Supplied records START
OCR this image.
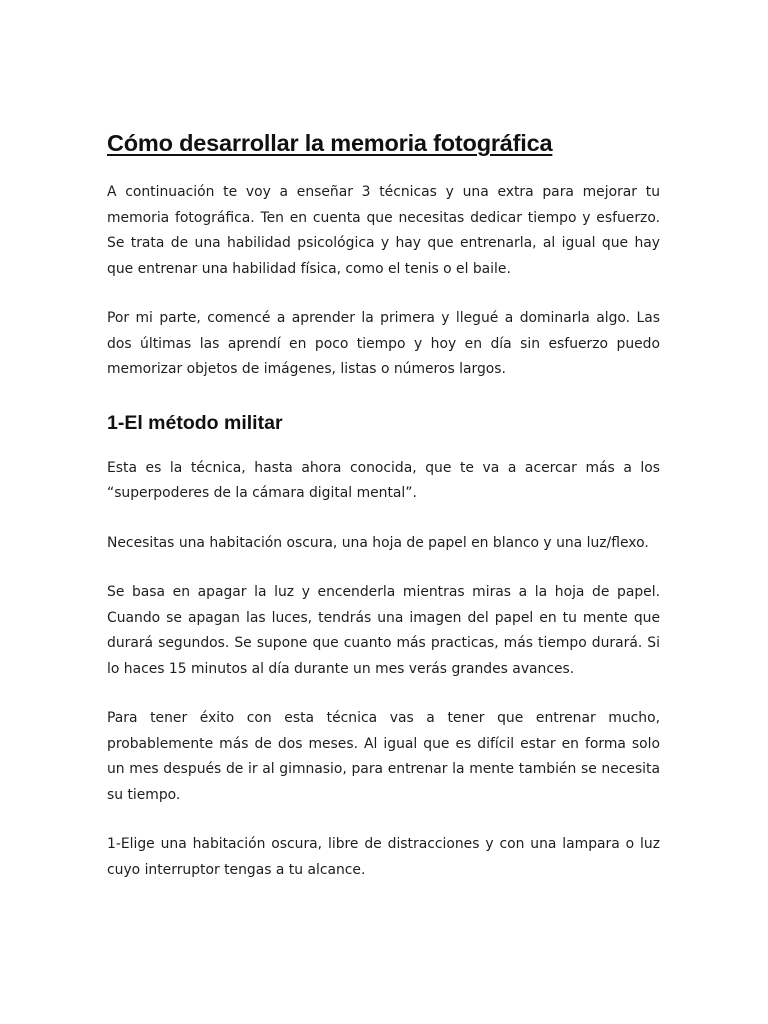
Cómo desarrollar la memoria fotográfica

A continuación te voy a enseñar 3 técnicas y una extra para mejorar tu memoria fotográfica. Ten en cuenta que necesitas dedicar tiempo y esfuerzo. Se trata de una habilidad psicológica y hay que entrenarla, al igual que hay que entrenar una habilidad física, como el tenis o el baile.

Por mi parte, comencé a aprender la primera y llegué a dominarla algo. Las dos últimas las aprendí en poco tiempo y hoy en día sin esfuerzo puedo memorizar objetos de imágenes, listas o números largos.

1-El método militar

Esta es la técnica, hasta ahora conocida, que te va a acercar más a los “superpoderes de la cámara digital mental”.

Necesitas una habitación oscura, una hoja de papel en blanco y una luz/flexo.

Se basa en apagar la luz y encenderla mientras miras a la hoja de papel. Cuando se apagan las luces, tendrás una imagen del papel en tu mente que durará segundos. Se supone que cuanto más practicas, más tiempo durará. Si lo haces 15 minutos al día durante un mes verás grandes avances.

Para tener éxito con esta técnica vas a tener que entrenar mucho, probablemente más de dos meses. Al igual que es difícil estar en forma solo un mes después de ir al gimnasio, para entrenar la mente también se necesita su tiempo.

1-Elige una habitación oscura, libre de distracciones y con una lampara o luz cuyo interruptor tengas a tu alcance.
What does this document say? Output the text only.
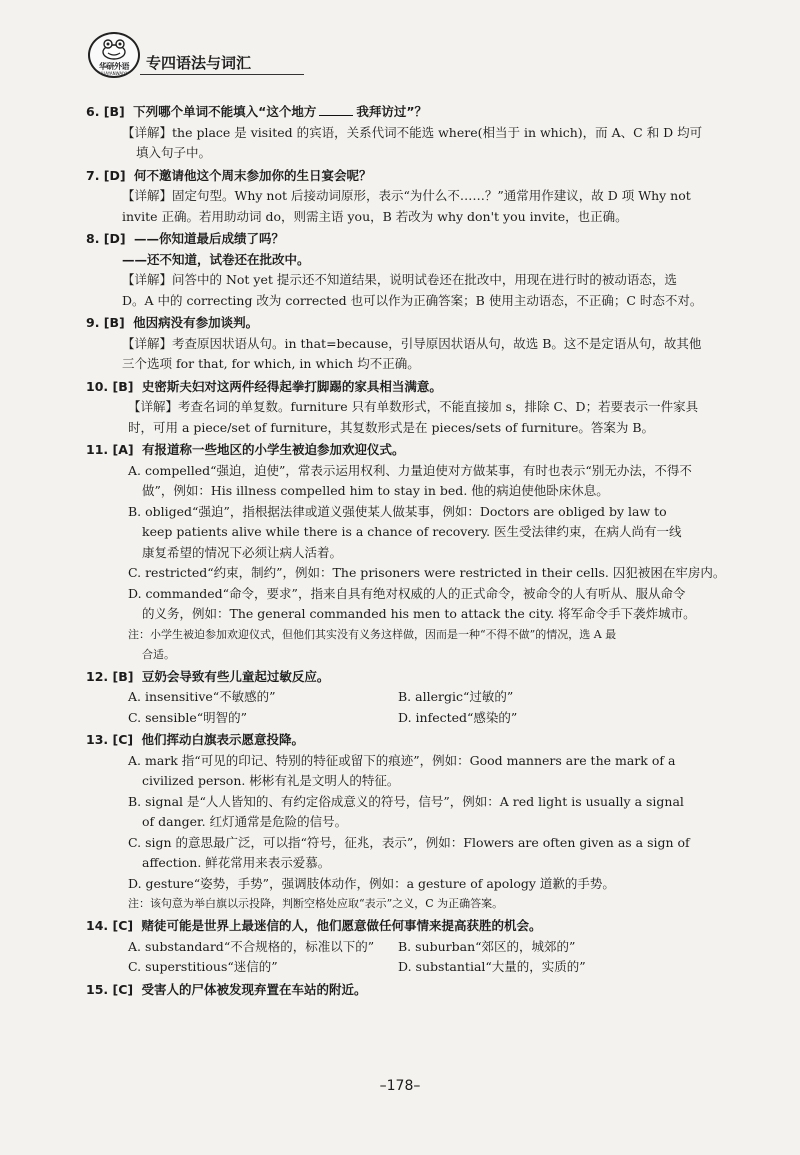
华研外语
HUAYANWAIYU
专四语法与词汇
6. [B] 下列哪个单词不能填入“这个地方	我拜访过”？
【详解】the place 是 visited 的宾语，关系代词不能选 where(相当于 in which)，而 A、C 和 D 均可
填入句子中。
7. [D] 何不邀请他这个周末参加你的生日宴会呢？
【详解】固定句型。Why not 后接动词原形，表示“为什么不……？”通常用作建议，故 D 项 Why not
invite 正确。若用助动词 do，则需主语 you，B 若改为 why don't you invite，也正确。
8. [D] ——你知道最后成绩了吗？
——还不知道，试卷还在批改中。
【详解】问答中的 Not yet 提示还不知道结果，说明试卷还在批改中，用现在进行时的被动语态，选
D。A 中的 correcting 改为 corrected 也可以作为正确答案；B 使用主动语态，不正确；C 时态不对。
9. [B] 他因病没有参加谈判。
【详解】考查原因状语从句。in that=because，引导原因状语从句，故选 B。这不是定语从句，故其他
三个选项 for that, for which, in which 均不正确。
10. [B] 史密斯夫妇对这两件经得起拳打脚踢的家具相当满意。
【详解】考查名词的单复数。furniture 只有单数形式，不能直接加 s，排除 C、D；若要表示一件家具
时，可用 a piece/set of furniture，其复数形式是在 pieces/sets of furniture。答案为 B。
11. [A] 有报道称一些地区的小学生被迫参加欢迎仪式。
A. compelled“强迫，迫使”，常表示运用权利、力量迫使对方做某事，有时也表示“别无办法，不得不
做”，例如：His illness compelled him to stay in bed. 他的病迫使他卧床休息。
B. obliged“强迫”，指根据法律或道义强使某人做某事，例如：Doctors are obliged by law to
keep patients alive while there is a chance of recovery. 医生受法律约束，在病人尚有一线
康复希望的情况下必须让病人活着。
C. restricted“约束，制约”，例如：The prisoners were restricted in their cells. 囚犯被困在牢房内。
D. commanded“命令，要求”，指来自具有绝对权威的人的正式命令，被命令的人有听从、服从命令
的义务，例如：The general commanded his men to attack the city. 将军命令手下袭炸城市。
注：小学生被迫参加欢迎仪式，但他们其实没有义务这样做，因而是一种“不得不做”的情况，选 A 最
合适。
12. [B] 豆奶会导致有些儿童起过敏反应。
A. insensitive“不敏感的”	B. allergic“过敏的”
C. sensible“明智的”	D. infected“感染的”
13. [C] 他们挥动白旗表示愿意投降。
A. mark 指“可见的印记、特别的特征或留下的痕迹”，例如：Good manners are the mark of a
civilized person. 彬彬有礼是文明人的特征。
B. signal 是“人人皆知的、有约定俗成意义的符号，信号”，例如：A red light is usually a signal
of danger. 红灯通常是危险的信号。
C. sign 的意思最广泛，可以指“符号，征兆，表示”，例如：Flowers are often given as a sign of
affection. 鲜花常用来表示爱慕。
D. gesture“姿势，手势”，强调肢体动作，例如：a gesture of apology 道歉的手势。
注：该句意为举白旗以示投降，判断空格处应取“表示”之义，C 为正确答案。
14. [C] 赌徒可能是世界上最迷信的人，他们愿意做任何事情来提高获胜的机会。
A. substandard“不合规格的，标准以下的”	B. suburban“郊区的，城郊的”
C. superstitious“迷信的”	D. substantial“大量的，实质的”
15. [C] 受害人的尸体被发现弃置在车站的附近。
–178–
Supplied records END
* **What to work on**
If a line in the entries holds the string "hoja", count it, then state the total and nothing more.

* **Task answer**
2